## Using the information
• A. In the reproduction study excerpt, within how many days of the mating period were all females mated?
• B. Retype the stretch of the reproduction study excerpt from "- Precoital Time" through "the concurrent controls.".

[Page excerpt — start]

Reproductive function: sperm measures:
effects observed, non-treatment-related
Description (incidence and severity):
F1-Generation (Cohort 1A)
Sperm motility, concentration and morphology were considered not affected by treatment with the test item. The statistically significantly higher spermcount in the epididymides at 5000 ppm was considered not to be of toxicological relevance as the opposite effect (i.e. a decrease) would be expected in case of target organ toxicity.
Reproductive performance:
effects observed, treatment-related
Description (incidence and severity):
Reproduction Data – F1-Generation (Cohort 1B)

- Mating Index – F1-Generation
Mating index was unaffected by treatment with the test item up to 5000 ppm. The mating indices were 100, 100, 96 and 100% for both males and females in the control, 500, 1500 and 5000 ppm groups, respectively. At 1500 ppm, one male and one female were
not mated.

- Precoital Time – F1-Generation
Precoital time was unaffected by treatment up to 5000 ppm. All females were mated within the first 4 days of the mating period.

- Number of Implantation Sites – F1-Generation
The mean number of implantation sites at 1500 and 5000 ppm was lower compared to concurrent controls, reaching statistical significance at 5000 ppm only. Number of implantation sites were 12.4, 12.5, 11.9 and 10.1 for the control, 500, 1500 and 5000 ppm groups, respectively. Control mean was similar to the historical control mean (12.4 vs. 12.5, respectively) and 1 and 3 females in the 500, 1500 and 5000 ppm groups, respectively, had less than 9 implantations, the lowest number of implantations in the concurrent controls.

- Fertility Index – F1-Generation
Fertility index was not affected by treatment with the test item up to 5000 ppm. The fertility indices were 100, 100, 100 and 96% for both males and females in the control, 500, 1500 and 5000 ppm groups, respectively. One female at 5000 ppm was not pregnant and as this was a single incidence of non-pregnancy, this was considered not to be related to treatment with the test item.

[Page excerpt — finish]
[Available data — start]

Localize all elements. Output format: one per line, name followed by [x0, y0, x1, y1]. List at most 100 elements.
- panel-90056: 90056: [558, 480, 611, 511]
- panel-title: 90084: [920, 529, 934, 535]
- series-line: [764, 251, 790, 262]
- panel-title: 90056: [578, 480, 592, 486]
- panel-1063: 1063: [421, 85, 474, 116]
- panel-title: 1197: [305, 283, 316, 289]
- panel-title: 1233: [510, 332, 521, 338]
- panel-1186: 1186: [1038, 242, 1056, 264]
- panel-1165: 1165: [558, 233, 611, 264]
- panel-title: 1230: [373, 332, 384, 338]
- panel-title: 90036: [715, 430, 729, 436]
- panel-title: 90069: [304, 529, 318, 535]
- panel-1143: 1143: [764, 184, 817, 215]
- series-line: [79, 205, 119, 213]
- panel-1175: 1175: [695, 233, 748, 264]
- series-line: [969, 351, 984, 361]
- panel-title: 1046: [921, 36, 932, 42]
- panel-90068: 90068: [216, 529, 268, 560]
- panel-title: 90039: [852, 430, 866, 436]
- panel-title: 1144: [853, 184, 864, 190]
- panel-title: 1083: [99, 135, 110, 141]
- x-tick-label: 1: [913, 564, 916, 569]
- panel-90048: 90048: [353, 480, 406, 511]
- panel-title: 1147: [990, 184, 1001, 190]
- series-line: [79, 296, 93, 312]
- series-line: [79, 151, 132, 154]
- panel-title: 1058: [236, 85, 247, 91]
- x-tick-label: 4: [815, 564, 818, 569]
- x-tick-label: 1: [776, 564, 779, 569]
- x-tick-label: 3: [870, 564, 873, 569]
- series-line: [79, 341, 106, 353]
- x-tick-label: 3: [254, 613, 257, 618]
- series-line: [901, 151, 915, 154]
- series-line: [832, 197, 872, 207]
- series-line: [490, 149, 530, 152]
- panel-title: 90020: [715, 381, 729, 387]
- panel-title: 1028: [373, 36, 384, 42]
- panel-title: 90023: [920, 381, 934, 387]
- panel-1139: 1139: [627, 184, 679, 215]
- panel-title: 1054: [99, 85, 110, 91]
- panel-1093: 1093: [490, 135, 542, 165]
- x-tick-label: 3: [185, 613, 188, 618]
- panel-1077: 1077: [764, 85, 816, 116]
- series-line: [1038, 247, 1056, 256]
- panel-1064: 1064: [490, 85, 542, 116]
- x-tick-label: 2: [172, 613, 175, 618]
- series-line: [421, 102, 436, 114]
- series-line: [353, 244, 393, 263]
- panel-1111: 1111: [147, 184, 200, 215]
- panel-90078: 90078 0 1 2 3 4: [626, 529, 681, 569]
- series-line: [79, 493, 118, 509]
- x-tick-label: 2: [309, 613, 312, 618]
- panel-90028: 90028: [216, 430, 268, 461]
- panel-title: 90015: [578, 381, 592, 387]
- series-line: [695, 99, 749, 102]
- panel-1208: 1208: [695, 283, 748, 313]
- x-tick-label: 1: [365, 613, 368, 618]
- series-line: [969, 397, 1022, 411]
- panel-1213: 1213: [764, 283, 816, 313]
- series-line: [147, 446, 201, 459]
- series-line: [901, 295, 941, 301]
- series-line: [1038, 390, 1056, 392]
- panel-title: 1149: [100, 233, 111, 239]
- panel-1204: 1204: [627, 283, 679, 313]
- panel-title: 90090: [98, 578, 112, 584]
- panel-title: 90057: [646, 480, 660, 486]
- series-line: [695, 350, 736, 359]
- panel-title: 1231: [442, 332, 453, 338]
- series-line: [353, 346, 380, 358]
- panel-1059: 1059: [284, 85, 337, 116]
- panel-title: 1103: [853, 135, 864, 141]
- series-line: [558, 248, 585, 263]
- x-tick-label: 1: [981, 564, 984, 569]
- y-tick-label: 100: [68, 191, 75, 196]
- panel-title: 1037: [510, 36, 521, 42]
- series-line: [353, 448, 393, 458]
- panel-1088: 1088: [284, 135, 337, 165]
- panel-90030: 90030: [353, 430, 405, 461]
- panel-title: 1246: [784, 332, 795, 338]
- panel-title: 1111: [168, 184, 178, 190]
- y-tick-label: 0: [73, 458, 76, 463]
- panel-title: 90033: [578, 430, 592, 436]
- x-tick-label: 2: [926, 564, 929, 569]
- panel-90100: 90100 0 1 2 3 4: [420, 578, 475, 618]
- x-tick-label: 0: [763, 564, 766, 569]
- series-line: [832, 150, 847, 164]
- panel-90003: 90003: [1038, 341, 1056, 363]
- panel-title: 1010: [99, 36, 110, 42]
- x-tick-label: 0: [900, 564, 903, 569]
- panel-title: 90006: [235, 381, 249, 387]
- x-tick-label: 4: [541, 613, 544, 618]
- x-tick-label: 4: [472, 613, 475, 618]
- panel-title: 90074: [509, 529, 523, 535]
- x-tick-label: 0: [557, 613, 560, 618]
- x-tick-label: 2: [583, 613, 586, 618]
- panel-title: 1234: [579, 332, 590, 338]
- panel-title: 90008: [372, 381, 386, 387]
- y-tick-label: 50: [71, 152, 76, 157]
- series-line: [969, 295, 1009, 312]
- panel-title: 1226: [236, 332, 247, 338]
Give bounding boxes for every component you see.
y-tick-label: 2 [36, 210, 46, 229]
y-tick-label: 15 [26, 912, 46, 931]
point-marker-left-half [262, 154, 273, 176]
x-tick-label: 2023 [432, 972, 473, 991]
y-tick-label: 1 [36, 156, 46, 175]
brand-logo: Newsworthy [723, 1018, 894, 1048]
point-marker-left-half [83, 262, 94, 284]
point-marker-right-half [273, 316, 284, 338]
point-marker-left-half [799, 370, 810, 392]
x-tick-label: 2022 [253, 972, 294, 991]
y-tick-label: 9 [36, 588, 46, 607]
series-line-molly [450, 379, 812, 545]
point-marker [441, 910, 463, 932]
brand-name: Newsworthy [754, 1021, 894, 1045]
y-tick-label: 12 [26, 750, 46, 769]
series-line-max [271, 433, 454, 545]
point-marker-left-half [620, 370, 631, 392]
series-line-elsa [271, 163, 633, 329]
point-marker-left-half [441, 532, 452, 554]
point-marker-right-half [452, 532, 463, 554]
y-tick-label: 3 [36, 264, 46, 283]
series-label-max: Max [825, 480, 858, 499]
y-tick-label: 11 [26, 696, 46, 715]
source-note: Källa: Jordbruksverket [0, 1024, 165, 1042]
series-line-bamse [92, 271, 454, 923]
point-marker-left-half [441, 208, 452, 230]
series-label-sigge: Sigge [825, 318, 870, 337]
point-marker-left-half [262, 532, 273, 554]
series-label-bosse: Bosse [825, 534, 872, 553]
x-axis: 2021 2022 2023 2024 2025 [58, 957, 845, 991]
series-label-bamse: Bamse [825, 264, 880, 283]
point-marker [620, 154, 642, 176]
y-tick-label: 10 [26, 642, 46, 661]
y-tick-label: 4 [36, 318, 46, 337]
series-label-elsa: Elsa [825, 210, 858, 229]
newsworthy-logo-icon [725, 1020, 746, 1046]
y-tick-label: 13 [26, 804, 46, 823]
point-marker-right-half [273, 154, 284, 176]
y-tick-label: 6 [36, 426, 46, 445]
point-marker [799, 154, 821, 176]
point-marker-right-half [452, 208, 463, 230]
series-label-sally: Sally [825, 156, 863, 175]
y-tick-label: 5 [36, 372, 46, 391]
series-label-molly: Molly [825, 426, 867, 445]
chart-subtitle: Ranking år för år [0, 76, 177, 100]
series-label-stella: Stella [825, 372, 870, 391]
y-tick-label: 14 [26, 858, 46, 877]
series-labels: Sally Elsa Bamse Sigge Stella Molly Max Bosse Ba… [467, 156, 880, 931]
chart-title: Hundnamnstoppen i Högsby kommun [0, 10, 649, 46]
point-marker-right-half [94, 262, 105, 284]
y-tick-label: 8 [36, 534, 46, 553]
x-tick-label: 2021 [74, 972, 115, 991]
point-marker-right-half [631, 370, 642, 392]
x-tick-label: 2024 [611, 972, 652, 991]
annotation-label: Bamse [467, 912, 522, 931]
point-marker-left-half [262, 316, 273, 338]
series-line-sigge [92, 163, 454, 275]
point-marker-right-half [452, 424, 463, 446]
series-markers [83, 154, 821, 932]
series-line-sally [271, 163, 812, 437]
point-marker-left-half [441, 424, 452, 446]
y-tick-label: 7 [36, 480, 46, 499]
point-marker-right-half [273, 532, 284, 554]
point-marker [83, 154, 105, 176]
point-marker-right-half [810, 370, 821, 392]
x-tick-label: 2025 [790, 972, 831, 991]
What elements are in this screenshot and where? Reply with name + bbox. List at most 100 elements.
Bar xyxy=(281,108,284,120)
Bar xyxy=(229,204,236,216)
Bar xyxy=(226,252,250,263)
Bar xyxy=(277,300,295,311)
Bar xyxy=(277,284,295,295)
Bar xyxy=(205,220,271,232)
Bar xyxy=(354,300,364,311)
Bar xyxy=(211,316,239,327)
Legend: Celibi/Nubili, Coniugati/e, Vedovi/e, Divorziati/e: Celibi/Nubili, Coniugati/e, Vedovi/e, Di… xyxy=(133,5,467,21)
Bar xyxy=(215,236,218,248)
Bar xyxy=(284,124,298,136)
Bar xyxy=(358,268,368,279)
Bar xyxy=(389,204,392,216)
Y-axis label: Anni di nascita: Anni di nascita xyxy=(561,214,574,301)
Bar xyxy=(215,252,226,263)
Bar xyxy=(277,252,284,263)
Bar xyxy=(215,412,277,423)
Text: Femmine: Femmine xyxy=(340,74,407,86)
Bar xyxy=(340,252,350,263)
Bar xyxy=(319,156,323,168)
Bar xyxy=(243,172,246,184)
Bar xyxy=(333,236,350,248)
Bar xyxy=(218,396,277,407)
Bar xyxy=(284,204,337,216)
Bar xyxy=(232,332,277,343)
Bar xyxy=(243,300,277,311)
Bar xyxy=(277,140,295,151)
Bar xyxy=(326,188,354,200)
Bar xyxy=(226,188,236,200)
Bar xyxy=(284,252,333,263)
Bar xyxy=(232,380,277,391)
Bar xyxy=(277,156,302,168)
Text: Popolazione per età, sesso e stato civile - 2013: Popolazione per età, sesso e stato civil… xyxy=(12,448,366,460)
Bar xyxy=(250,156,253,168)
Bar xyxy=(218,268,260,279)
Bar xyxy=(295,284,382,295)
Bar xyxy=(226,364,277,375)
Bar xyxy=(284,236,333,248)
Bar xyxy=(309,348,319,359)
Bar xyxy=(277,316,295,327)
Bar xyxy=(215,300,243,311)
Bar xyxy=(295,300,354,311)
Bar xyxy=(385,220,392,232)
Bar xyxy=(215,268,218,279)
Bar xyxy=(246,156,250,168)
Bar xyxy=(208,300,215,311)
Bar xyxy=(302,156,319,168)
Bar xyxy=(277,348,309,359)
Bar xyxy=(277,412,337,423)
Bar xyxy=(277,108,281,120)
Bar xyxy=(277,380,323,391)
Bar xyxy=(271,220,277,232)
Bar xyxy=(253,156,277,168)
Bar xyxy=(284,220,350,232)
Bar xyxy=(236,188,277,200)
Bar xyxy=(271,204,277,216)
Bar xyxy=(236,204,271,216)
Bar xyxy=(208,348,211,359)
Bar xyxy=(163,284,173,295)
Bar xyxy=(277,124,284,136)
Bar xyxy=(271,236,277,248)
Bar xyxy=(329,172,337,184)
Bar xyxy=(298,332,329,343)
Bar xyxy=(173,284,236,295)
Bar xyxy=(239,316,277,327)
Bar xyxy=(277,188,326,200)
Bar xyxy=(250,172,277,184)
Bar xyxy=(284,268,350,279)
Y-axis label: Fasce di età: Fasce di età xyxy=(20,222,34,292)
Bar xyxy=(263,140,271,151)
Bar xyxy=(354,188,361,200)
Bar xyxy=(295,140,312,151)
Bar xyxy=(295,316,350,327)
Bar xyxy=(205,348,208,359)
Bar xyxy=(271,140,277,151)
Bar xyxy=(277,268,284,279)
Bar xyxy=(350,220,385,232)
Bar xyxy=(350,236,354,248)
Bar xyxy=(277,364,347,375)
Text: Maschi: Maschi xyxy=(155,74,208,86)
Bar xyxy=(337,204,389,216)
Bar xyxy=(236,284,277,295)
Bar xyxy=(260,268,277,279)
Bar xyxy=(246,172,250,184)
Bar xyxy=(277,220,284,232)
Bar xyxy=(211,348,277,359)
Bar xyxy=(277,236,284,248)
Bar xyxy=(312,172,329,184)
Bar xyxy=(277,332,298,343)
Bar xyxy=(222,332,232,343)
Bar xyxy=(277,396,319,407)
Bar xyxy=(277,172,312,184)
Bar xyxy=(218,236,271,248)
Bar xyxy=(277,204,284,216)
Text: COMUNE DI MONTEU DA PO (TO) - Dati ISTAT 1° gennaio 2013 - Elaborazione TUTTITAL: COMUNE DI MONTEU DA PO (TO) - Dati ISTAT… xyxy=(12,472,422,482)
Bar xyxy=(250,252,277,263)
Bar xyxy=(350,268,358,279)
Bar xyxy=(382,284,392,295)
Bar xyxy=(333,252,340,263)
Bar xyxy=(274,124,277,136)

[Available data — finish]

## Answers below
• A. Within the first 4 days.

• B.
- Precoital Time – F1-Generation
Precoital time was unaffected by treatment up to 5000 ppm. All females were mated within the first 4 days of the mating period.

- Number of Implantation Sites – F1-Generation
The mean number of implantation sites at 1500 and 5000 ppm was lower compared to concurrent controls, reaching statistical significance at 5000 ppm only. Number of implantation sites were 12.4, 12.5, 11.9 and 10.1 for the control, 500, 1500 and 5000 ppm groups, respectively. Control mean was similar to the historical control mean (12.4 vs. 12.5, respectively) and 1 and 3 females in the 500, 1500 and 5000 ppm groups, respectively, had less than 9 implantations, the lowest number of implantations in the concurrent controls.